- [SHORT PROBLEM]: Sort through the entries below and pull out lines containing the word "this".

Raw records
»»

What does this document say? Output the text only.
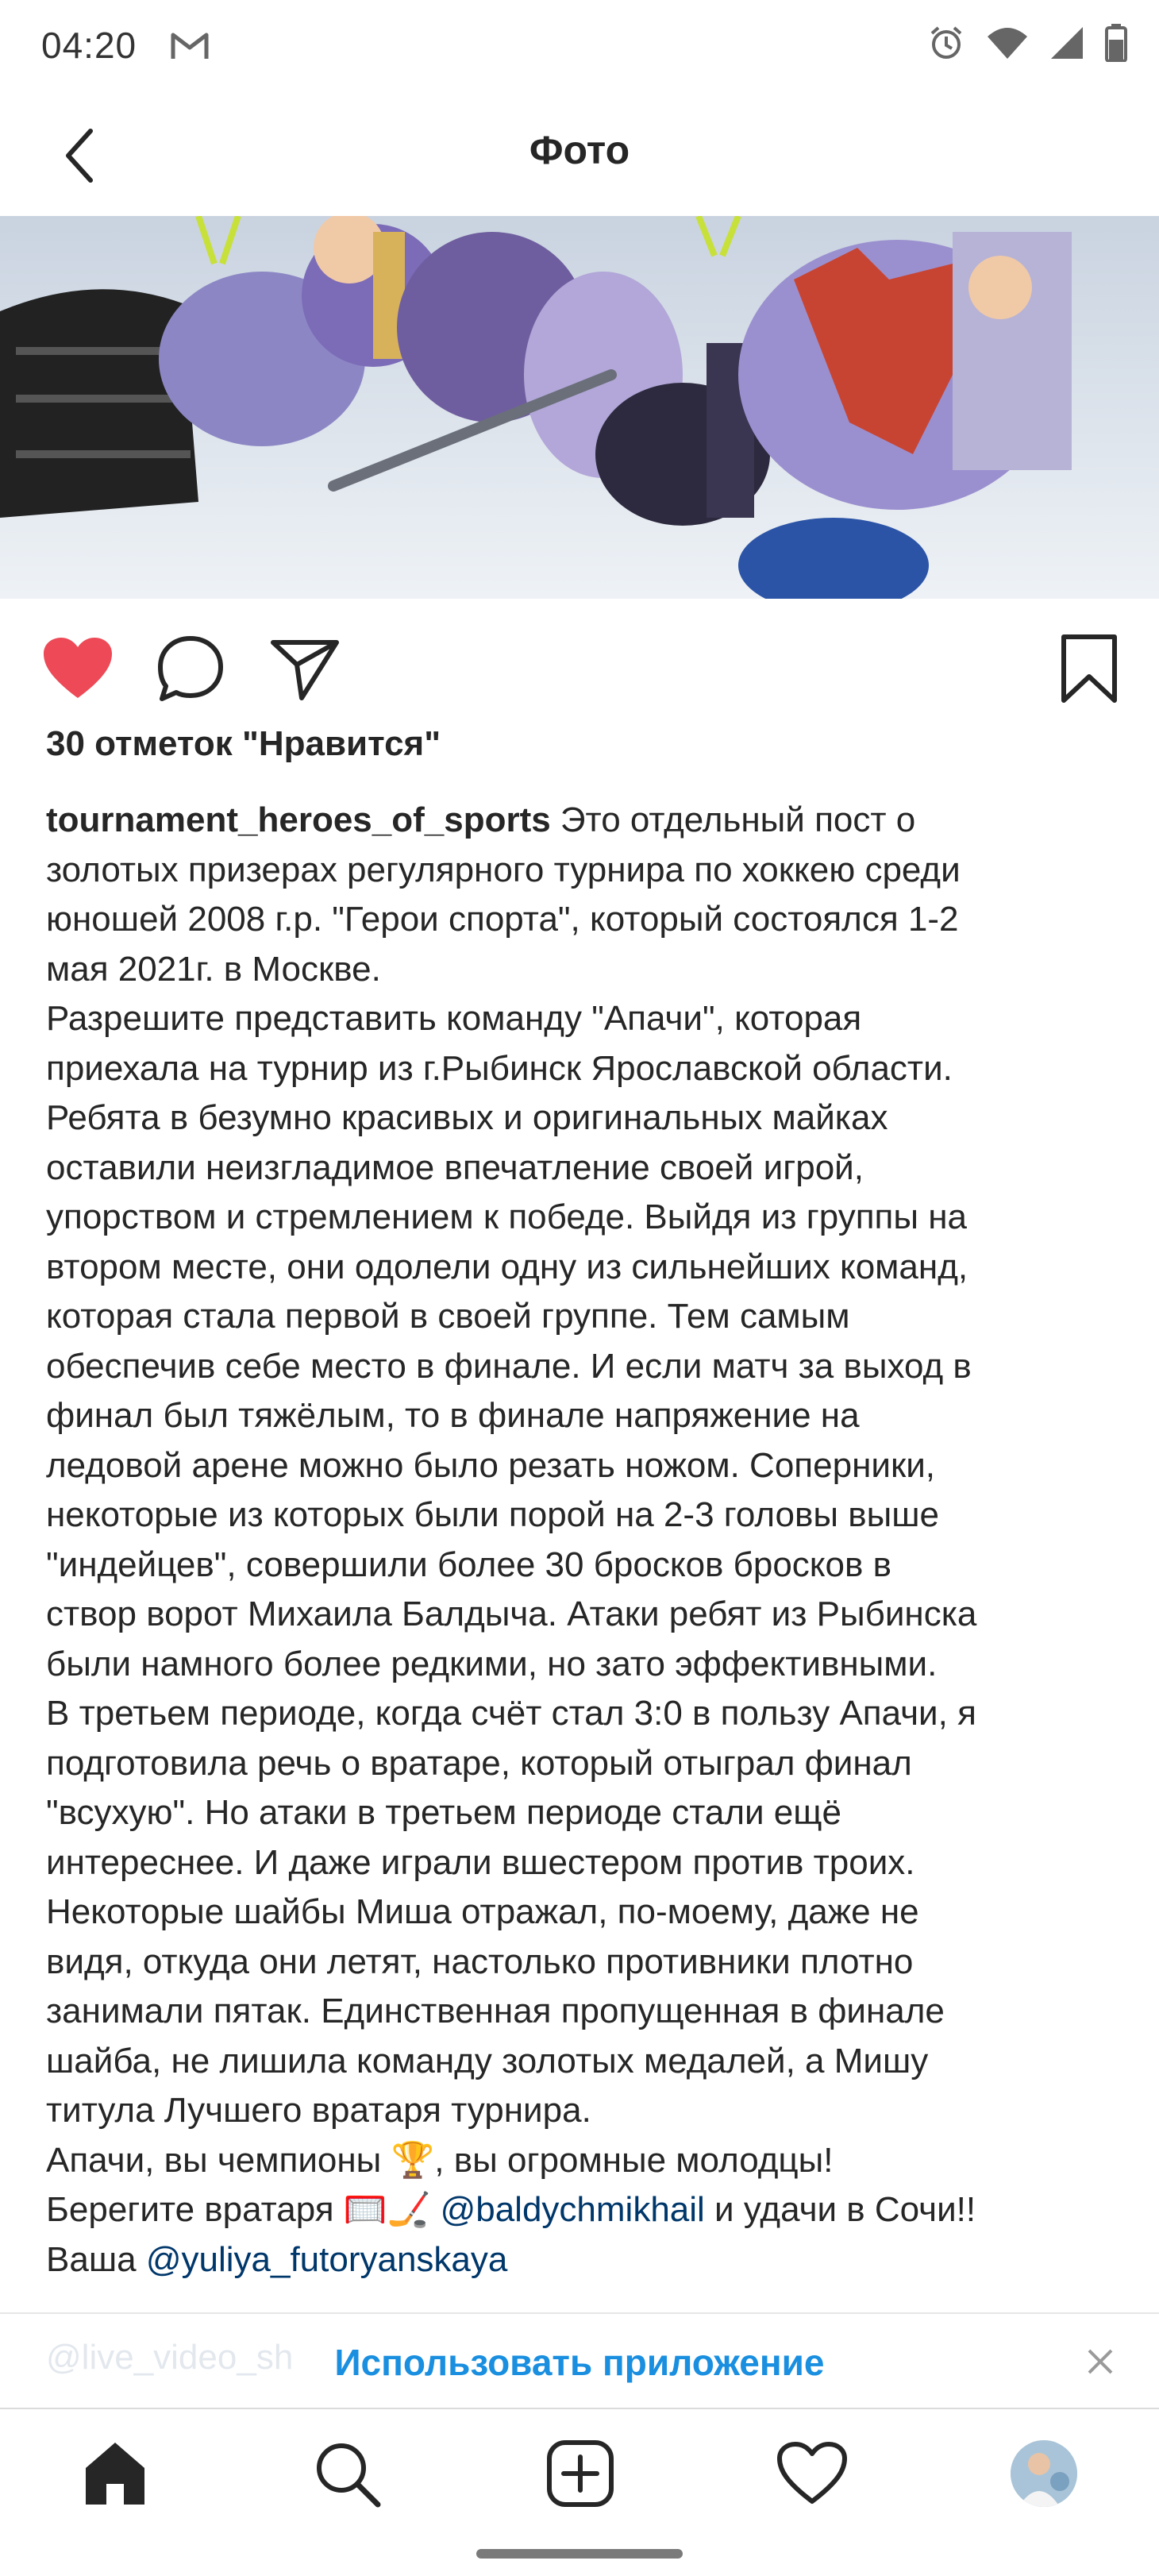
04:20
Фото
30 отметок "Нравится"
tournament_heroes_of_sports Это отдельный пост о
золотых призерах регулярного турнира по хоккею среди
юношей 2008 г.р. "Герои спорта", который состоялся 1-2
мая 2021г. в Москве.
Разрешите представить команду "Апачи", которая
приехала на турнир из г.Рыбинск Ярославской области.
Ребята в безумно красивых и оригинальных майках
оставили неизгладимое впечатление своей игрой,
упорством и стремлением к победе. Выйдя из группы на
втором месте, они одолели одну из сильнейших команд,
которая стала первой в своей группе. Тем самым
обеспечив себе место в финале. И если матч за выход в
финал был тяжёлым, то в финале напряжение на
ледовой арене можно было резать ножом. Соперники,
некоторые из которых были порой на 2-3 головы выше
"индейцев", совершили более 30 бросков бросков в
створ ворот Михаила Балдыча. Атаки ребят из Рыбинска
были намного более редкими, но зато эффективными.
В третьем периоде, когда счёт стал 3:0 в пользу Апачи, я
подготовила речь о вратаре, который отыграл финал
"всухую". Но атаки в третьем периоде стали ещё
интереснее. И даже играли вшестером против троих.
Некоторые шайбы Миша отражал, по-моему, даже не
видя, откуда они летят, настолько противники плотно
занимали пятак. Единственная пропущенная в финале
шайба, не лишила команду золотых медалей, а Мишу
титула Лучшего вратаря турнира.
Апачи, вы чемпионы 🏆, вы огромные молодцы!
Берегите вратаря 🥅🏒 @baldychmikhail и удачи в Сочи!!
Ваша @yuliya_futoryanskaya
@live_video_sh	Использовать приложение
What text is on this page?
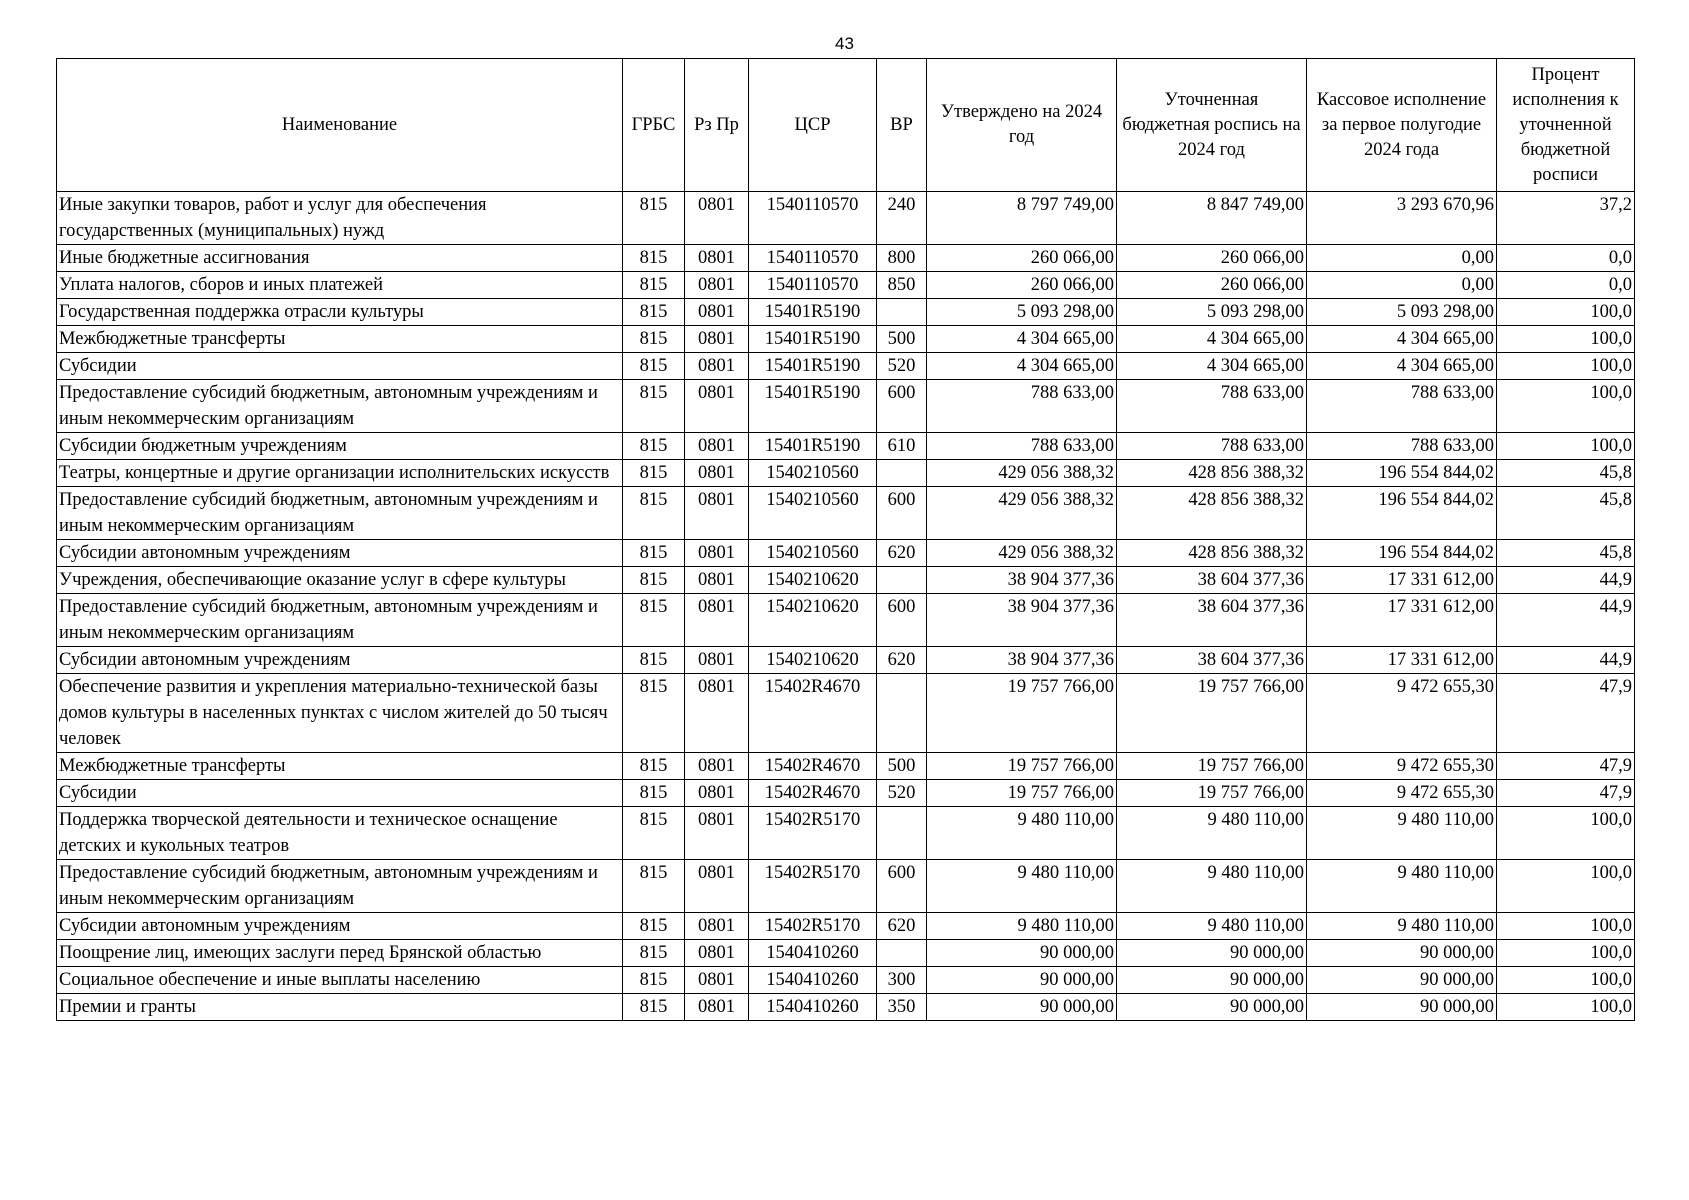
43
Наименование	ГРБС	Рз Пр	ЦСР	ВР	Утверждено на 2024 год	Уточненная бюджетная роспись на 2024 год	Кассовое исполнение за первое полугодие 2024 года	Процент исполнения к уточненной бюджетной росписи
Иные закупки товаров, работ и услуг для обеспечения государственных (муниципальных) нужд	815	0801	1540110570	240	8 797 749,00	8 847 749,00	3 293 670,96	37,2
Иные бюджетные ассигнования	815	0801	1540110570	800	260 066,00	260 066,00	0,00	0,0
Уплата налогов, сборов и иных платежей	815	0801	1540110570	850	260 066,00	260 066,00	0,00	0,0
Государственная поддержка отрасли культуры	815	0801	15401R5190		5 093 298,00	5 093 298,00	5 093 298,00	100,0
Межбюджетные трансферты	815	0801	15401R5190	500	4 304 665,00	4 304 665,00	4 304 665,00	100,0
Субсидии	815	0801	15401R5190	520	4 304 665,00	4 304 665,00	4 304 665,00	100,0
Предоставление субсидий бюджетным, автономным учреждениям и иным некоммерческим организациям	815	0801	15401R5190	600	788 633,00	788 633,00	788 633,00	100,0
Субсидии бюджетным учреждениям	815	0801	15401R5190	610	788 633,00	788 633,00	788 633,00	100,0
Театры, концертные и другие организации исполнительских искусств	815	0801	1540210560		429 056 388,32	428 856 388,32	196 554 844,02	45,8
Предоставление субсидий бюджетным, автономным учреждениям и иным некоммерческим организациям	815	0801	1540210560	600	429 056 388,32	428 856 388,32	196 554 844,02	45,8
Субсидии автономным учреждениям	815	0801	1540210560	620	429 056 388,32	428 856 388,32	196 554 844,02	45,8
Учреждения, обеспечивающие оказание услуг в сфере культуры	815	0801	1540210620		38 904 377,36	38 604 377,36	17 331 612,00	44,9
Предоставление субсидий бюджетным, автономным учреждениям и иным некоммерческим организациям	815	0801	1540210620	600	38 904 377,36	38 604 377,36	17 331 612,00	44,9
Субсидии автономным учреждениям	815	0801	1540210620	620	38 904 377,36	38 604 377,36	17 331 612,00	44,9
Обеспечение развития и укрепления материально-технической базы домов культуры в населенных пунктах с числом жителей до 50 тысяч человек	815	0801	15402R4670		19 757 766,00	19 757 766,00	9 472 655,30	47,9
Межбюджетные трансферты	815	0801	15402R4670	500	19 757 766,00	19 757 766,00	9 472 655,30	47,9
Субсидии	815	0801	15402R4670	520	19 757 766,00	19 757 766,00	9 472 655,30	47,9
Поддержка творческой деятельности и техническое оснащение детских и кукольных театров	815	0801	15402R5170		9 480 110,00	9 480 110,00	9 480 110,00	100,0
Предоставление субсидий бюджетным, автономным учреждениям и иным некоммерческим организациям	815	0801	15402R5170	600	9 480 110,00	9 480 110,00	9 480 110,00	100,0
Субсидии автономным учреждениям	815	0801	15402R5170	620	9 480 110,00	9 480 110,00	9 480 110,00	100,0
Поощрение лиц, имеющих заслуги перед Брянской областью	815	0801	1540410260		90 000,00	90 000,00	90 000,00	100,0
Социальное обеспечение и иные выплаты населению	815	0801	1540410260	300	90 000,00	90 000,00	90 000,00	100,0
Премии и гранты	815	0801	1540410260	350	90 000,00	90 000,00	90 000,00	100,0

««

- [WRITTEN RESPONSE]:
What does this document say? Output the text only.
What text is on this page?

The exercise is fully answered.